(Source records)
•••
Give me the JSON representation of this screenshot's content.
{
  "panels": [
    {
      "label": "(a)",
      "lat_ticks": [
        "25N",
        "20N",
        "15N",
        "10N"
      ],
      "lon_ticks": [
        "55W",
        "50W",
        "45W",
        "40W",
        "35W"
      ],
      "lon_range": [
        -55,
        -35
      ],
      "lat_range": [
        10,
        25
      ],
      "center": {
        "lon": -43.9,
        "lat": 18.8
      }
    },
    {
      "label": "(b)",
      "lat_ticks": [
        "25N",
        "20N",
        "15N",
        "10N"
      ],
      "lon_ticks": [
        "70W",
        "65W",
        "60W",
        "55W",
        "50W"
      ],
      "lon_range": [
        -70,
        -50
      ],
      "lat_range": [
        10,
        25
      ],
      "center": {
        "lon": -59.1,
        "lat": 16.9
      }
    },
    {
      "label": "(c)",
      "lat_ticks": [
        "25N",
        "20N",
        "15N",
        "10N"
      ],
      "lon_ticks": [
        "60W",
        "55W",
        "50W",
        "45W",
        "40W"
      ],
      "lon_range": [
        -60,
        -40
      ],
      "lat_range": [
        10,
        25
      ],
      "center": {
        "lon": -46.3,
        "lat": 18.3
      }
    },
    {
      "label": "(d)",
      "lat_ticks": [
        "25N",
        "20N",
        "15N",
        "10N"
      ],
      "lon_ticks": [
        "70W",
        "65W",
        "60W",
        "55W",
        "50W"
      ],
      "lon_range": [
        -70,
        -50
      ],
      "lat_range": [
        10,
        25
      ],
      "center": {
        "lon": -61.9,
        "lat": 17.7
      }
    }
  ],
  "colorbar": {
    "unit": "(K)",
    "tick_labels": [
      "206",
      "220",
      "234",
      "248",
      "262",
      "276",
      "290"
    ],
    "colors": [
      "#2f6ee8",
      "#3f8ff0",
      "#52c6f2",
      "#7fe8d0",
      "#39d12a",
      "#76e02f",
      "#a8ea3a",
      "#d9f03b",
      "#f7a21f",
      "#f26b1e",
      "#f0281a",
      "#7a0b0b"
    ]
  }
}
•••
## SET TASK
Every entry in the listing must be retyped exactly.

## EXERCISE ANSWER
Give me the JSON representation of this screenshot's content.
{
  "panels": [
    {
      "label": "(a)",
      "lat_ticks": [
        "25N",
        "20N",
        "15N",
        "10N"
      ],
      "lon_ticks": [
        "55W",
        "50W",
        "45W",
        "40W",
        "35W"
      ],
      "lon_range": [
        -55,
        -35
      ],
      "lat_range": [
        10,
        25
      ],
      "center": {
        "lon": -43.9,
        "lat": 18.8
      }
    },
    {
      "label": "(b)",
      "lat_ticks": [
        "25N",
        "20N",
        "15N",
        "10N"
      ],
      "lon_ticks": [
        "70W",
        "65W",
        "60W",
        "55W",
        "50W"
      ],
      "lon_range": [
        -70,
        -50
      ],
      "lat_range": [
        10,
        25
      ],
      "center": {
        "lon": -59.1,
        "lat": 16.9
      }
    },
    {
      "label": "(c)",
      "lat_ticks": [
        "25N",
        "20N",
        "15N",
        "10N"
      ],
      "lon_ticks": [
        "60W",
        "55W",
        "50W",
        "45W",
        "40W"
      ],
      "lon_range": [
        -60,
        -40
      ],
      "lat_range": [
        10,
        25
      ],
      "center": {
        "lon": -46.3,
        "lat": 18.3
      }
    },
    {
      "label": "(d)",
      "lat_ticks": [
        "25N",
        "20N",
        "15N",
        "10N"
      ],
      "lon_ticks": [
        "70W",
        "65W",
        "60W",
        "55W",
        "50W"
      ],
      "lon_range": [
        -70,
        -50
      ],
      "lat_range": [
        10,
        25
      ],
      "center": {
        "lon": -61.9,
        "lat": 17.7
      }
    }
  ],
  "colorbar": {
    "unit": "(K)",
    "tick_labels": [
      "206",
      "220",
      "234",
      "248",
      "262",
      "276",
      "290"
    ],
    "colors": [
      "#2f6ee8",
      "#3f8ff0",
      "#52c6f2",
      "#7fe8d0",
      "#39d12a",
      "#76e02f",
      "#a8ea3a",
      "#d9f03b",
      "#f7a21f",
      "#f26b1e",
      "#f0281a",
      "#7a0b0b"
    ]
  }
}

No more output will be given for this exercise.